**GIVEN PROBLEM**
Find and copy each line of the records where the string "Riesgo" shows up.
____________
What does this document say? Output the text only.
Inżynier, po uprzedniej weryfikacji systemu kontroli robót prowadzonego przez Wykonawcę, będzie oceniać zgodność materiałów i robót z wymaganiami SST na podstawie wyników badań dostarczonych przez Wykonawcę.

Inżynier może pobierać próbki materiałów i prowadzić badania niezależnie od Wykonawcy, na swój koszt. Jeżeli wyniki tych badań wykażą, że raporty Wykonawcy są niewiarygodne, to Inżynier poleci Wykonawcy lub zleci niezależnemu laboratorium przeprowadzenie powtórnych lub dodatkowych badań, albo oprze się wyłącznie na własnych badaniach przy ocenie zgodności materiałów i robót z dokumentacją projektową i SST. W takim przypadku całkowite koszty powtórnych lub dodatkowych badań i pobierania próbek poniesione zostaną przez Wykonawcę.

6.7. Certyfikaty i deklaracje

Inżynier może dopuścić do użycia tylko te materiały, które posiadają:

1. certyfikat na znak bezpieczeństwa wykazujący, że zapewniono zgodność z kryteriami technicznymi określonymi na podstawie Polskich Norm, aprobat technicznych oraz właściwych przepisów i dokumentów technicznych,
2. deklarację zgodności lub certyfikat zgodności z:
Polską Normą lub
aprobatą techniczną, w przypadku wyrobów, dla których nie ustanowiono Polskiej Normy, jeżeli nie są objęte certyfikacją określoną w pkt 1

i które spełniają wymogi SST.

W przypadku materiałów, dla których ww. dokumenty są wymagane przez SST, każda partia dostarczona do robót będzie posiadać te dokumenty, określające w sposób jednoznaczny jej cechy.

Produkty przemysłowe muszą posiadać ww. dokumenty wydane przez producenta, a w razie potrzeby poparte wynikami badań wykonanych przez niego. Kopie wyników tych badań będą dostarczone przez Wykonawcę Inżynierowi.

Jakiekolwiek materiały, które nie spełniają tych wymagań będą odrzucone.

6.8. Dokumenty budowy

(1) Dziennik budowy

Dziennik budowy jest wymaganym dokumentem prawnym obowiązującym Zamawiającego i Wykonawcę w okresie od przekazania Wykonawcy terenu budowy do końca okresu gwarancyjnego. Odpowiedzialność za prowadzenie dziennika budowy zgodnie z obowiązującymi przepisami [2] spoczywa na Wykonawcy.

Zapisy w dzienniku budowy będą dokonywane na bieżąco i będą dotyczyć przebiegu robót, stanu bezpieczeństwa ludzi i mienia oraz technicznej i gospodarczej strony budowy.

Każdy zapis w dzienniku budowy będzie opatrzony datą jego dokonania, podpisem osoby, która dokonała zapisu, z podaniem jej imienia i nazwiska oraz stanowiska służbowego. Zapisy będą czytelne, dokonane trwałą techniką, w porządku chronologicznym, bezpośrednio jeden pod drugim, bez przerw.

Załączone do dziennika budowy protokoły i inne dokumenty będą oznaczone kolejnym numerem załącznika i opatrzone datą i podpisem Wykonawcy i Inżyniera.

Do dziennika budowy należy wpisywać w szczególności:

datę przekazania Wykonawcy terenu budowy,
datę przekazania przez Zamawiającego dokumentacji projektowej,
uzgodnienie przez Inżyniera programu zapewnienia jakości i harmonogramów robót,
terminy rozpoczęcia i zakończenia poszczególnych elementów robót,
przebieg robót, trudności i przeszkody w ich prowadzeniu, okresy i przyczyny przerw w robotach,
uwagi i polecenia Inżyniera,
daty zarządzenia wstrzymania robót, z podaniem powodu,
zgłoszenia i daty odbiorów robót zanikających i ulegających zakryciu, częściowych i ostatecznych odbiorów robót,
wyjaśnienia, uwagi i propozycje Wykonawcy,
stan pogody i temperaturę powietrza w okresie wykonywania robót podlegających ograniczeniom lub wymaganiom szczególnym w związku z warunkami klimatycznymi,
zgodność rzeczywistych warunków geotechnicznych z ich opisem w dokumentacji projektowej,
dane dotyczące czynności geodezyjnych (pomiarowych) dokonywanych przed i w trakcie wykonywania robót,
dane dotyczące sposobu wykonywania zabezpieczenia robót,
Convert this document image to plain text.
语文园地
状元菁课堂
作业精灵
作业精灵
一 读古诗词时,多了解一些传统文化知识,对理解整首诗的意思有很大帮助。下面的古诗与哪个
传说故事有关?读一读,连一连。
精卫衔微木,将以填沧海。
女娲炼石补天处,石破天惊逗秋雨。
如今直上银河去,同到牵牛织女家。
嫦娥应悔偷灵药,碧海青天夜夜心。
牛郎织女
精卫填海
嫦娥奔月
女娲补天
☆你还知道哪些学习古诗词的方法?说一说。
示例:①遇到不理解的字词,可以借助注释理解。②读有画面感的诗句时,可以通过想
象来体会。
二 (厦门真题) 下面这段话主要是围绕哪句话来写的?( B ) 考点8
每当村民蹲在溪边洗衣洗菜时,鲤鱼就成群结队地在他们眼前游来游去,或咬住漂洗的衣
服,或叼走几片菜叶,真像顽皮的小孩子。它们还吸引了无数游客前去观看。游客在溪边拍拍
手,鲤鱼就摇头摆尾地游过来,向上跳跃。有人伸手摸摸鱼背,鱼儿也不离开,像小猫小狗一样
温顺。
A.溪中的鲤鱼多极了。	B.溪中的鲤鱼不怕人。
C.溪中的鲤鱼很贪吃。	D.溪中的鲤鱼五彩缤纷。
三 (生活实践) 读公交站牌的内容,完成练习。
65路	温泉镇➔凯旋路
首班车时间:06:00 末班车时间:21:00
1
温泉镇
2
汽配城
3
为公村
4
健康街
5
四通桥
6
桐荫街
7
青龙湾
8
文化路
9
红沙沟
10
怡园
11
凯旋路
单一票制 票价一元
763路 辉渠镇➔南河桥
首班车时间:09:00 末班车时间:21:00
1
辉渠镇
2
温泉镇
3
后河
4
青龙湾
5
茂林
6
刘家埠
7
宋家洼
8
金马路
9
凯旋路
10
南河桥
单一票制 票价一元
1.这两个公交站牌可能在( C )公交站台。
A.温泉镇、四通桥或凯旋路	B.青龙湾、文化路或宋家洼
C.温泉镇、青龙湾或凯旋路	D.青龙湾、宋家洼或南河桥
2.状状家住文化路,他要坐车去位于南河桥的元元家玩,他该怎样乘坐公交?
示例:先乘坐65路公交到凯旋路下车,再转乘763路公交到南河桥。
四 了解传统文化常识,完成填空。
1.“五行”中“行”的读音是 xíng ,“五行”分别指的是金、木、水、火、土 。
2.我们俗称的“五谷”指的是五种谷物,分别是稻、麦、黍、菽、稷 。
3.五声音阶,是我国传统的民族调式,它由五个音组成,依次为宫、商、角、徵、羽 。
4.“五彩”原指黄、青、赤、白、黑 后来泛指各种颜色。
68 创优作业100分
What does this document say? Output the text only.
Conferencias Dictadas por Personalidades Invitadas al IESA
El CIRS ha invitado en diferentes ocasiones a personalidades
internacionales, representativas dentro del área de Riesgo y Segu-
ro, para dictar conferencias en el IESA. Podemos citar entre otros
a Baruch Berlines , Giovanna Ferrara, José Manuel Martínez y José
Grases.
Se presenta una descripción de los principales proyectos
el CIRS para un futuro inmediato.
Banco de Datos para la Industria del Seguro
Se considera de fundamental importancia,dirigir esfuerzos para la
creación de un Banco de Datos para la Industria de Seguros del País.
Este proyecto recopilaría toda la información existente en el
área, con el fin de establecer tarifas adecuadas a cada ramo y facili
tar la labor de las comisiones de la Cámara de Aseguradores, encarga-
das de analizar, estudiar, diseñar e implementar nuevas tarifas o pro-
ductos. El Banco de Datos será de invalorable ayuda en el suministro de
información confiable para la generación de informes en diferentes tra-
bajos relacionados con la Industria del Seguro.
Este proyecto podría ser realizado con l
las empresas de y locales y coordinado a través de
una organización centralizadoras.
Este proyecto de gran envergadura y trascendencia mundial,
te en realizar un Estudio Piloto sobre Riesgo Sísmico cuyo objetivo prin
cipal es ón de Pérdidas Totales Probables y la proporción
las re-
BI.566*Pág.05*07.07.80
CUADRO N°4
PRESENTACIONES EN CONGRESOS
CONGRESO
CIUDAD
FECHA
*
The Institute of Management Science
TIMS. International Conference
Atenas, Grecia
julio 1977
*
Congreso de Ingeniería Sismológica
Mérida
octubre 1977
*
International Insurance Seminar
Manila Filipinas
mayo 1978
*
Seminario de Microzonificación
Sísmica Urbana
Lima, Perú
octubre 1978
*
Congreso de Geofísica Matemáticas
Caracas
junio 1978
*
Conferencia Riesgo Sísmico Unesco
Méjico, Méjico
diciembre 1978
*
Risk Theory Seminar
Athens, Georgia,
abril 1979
____________
**THE COMPLETED TASK**
internacionales, representativas dentro del área de Riesgo y Segu-
te en realizar un Estudio Piloto sobre Riesgo Sísmico cuyo objetivo prin
Conferencia Riesgo Sísmico Unesco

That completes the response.